# Start of DATA EXTRACT

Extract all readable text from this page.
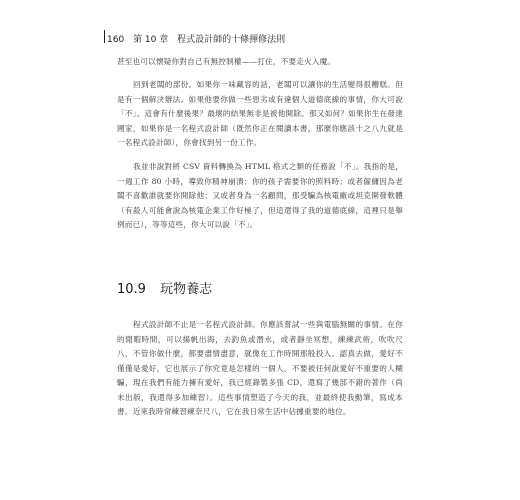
160 第 10 章 程式設計師的十條揮修法則

甚至也可以懷疑你對自己有無控制權——打住，不要走火入魔。

回到老闆的部份。如果你一味藏容的話，老闆可以讓你的生活變得很糟糕。但是有一個解決辦法。如果他要你做一些惡劣或有違個人道德底線的事情，你大可說「不」。這會有什麼後果？最壞的結果無非是被他開除。那又如何？如果你生在發達國家，如果你是一名程式設計師（既然你正在閱讀本書，那麼你應該十之八九就是一名程式設計師），你會找到另一份工作。

我並非說對將 CSV 資料轉換為 HTML 格式之類的任務說「不」。我指的是，一週工作 80 小時，導致你精神崩潰；你的孩子需要你的照料時；或者僱傭因為老闆不喜歡誰就要你開除他；又或者身為一名顧問，那受騙為核電廠或坦克開發軟體（有殺人可能會說為核電企業工作好極了，但這還得了我的道德底線，這裡只是舉例而已），等等這些，你大可以說「不」。

10.9 玩物養志

程式設計師不止是一名程式設計師。你應該嘗試一些與電腦無關的事情。在你的閒暇時間，可以揚帆出海，去釣魚或潛水，或者靜坐冥想，練練武術，吹吹尺八，不管你做什麼，都要盡情盡意，就像在工作時開那般投入。認真去做，愛好不僅僅是愛好，它也展示了你究竟是怎樣的一個人。不要被任何說愛好不重要的人糊騙，現在我們有能力擁有愛好，我已經錄製多張 CD，還寫了幾部不錯的著作（尚未出版，我還得多加練習）。這些事情塑造了今天的我，並最終使我動筆，寫成本書。近來我時常練習練奈尺八，它在我日常生活中佔據重要的地位。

# End of DATA EXTRACT

**SET EXERCISE**
Copy out each line exactly, without the pictures.

**TASK RESPONSE**
Extract all readable text from this page.
160 第 10 章 程式設計師的十條揮修法則

甚至也可以懷疑你對自己有無控制權——打住，不要走火入魔。

回到老闆的部份。如果你一味藏容的話，老闆可以讓你的生活變得很糟糕。但是有一個解決辦法。如果他要你做一些惡劣或有違個人道德底線的事情，你大可說「不」。這會有什麼後果？最壞的結果無非是被他開除。那又如何？如果你生在發達國家，如果你是一名程式設計師（既然你正在閱讀本書，那麼你應該十之八九就是一名程式設計師），你會找到另一份工作。

我並非說對將 CSV 資料轉換為 HTML 格式之類的任務說「不」。我指的是，一週工作 80 小時，導致你精神崩潰；你的孩子需要你的照料時；或者僱傭因為老闆不喜歡誰就要你開除他；又或者身為一名顧問，那受騙為核電廠或坦克開發軟體（有殺人可能會說為核電企業工作好極了，但這還得了我的道德底線，這裡只是舉例而已），等等這些，你大可以說「不」。

10.9 玩物養志

程式設計師不止是一名程式設計師。你應該嘗試一些與電腦無關的事情。在你的閒暇時間，可以揚帆出海，去釣魚或潛水，或者靜坐冥想，練練武術，吹吹尺八，不管你做什麼，都要盡情盡意，就像在工作時開那般投入。認真去做，愛好不僅僅是愛好，它也展示了你究竟是怎樣的一個人。不要被任何說愛好不重要的人糊騙，現在我們有能力擁有愛好，我已經錄製多張 CD，還寫了幾部不錯的著作（尚未出版，我還得多加練習）。這些事情塑造了今天的我，並最終使我動筆，寫成本書。近來我時常練習練奈尺八，它在我日常生活中佔據重要的地位。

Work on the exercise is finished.